* _OBJECTIVE_:
Compile every line that includes the word "this".

* _DATA ENTRIES_:
★ ★ ★

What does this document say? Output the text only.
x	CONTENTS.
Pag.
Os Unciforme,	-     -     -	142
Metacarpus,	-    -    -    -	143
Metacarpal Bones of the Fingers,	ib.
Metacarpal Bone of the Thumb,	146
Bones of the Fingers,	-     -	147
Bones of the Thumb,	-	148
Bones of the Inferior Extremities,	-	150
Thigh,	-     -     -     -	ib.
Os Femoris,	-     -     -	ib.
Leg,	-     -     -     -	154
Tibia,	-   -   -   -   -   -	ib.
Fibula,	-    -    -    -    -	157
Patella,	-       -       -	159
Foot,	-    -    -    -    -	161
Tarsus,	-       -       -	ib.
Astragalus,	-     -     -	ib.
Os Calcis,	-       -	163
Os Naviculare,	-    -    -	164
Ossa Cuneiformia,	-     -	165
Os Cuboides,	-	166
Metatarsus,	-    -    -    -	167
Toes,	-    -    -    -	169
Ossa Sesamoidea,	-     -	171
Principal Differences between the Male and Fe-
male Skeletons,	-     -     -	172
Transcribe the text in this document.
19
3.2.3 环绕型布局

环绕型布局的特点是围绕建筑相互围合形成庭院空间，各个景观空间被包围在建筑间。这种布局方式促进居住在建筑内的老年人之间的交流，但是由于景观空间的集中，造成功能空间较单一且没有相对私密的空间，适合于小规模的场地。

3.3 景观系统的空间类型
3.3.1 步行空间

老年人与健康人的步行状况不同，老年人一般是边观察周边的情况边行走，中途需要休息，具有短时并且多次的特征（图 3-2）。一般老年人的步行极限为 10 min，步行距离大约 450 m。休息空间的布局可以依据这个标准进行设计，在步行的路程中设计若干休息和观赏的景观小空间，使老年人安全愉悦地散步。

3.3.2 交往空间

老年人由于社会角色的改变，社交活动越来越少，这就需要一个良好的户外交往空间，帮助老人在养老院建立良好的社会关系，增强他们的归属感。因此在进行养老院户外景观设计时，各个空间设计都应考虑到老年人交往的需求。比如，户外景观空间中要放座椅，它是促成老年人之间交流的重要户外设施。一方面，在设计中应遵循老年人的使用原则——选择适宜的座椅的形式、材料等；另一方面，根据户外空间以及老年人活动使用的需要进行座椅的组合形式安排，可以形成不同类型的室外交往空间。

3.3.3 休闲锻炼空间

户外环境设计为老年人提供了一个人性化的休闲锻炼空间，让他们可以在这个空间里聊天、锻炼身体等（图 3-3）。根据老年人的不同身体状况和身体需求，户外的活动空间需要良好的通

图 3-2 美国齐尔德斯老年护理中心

★ ★ ★

* _CORRECT RESULT_:
What does this document say? Output the text only.
Transcribe the text in this document.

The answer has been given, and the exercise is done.